* **Do this**
Everything from the line that contains "Type out the text in this image." through the final line of the records should be written out exactly, and nothing outside that span.
┄┄┄┄┄┄┄┄┄┄
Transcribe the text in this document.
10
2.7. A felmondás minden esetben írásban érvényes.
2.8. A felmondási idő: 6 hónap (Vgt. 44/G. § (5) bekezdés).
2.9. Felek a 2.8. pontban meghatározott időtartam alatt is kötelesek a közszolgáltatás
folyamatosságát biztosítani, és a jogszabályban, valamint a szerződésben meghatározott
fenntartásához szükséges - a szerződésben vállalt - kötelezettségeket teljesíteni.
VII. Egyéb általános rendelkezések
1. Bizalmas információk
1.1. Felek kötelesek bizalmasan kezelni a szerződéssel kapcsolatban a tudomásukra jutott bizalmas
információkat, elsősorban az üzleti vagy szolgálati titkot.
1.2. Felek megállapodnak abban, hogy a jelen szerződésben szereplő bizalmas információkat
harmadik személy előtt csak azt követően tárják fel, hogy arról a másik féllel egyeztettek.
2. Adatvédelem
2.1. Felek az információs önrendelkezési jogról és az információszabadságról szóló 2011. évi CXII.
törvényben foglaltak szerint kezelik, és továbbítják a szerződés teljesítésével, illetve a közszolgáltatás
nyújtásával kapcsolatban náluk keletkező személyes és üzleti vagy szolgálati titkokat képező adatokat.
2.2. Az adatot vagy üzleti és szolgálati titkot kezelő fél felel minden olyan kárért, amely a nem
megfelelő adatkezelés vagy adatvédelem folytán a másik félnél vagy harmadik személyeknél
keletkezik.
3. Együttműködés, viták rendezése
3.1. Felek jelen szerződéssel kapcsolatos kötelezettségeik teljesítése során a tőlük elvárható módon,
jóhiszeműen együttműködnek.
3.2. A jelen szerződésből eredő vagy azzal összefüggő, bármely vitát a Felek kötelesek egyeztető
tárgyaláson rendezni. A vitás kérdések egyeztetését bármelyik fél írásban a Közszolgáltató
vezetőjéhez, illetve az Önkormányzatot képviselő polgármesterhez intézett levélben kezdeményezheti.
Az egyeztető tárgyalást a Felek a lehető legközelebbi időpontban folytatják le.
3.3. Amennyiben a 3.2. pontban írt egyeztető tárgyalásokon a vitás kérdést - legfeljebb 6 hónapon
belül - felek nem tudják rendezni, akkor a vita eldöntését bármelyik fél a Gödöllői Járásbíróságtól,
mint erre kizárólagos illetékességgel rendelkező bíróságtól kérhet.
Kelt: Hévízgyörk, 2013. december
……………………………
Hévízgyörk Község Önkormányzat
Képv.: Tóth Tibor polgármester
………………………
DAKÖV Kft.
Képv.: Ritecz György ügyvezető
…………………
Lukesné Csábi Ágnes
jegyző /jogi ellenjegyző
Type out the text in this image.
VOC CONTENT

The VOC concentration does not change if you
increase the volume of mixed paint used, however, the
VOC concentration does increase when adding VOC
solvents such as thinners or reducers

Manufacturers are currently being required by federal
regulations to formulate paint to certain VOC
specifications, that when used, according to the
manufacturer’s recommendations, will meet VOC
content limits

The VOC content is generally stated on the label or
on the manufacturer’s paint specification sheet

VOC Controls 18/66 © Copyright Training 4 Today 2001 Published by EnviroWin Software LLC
┄┄┄┄┄┄┄┄┄┄
* **Solution below**
Type out the text in this image.
VOC CONTENT

The VOC concentration does not change if you
increase the volume of mixed paint used, however, the
VOC concentration does increase when adding VOC
solvents such as thinners or reducers

Manufacturers are currently being required by federal
regulations to formulate paint to certain VOC
specifications, that when used, according to the
manufacturer’s recommendations, will meet VOC
content limits

The VOC content is generally stated on the label or
on the manufacturer’s paint specification sheet

VOC Controls 18/66 © Copyright Training 4 Today 2001 Published by EnviroWin Software LLC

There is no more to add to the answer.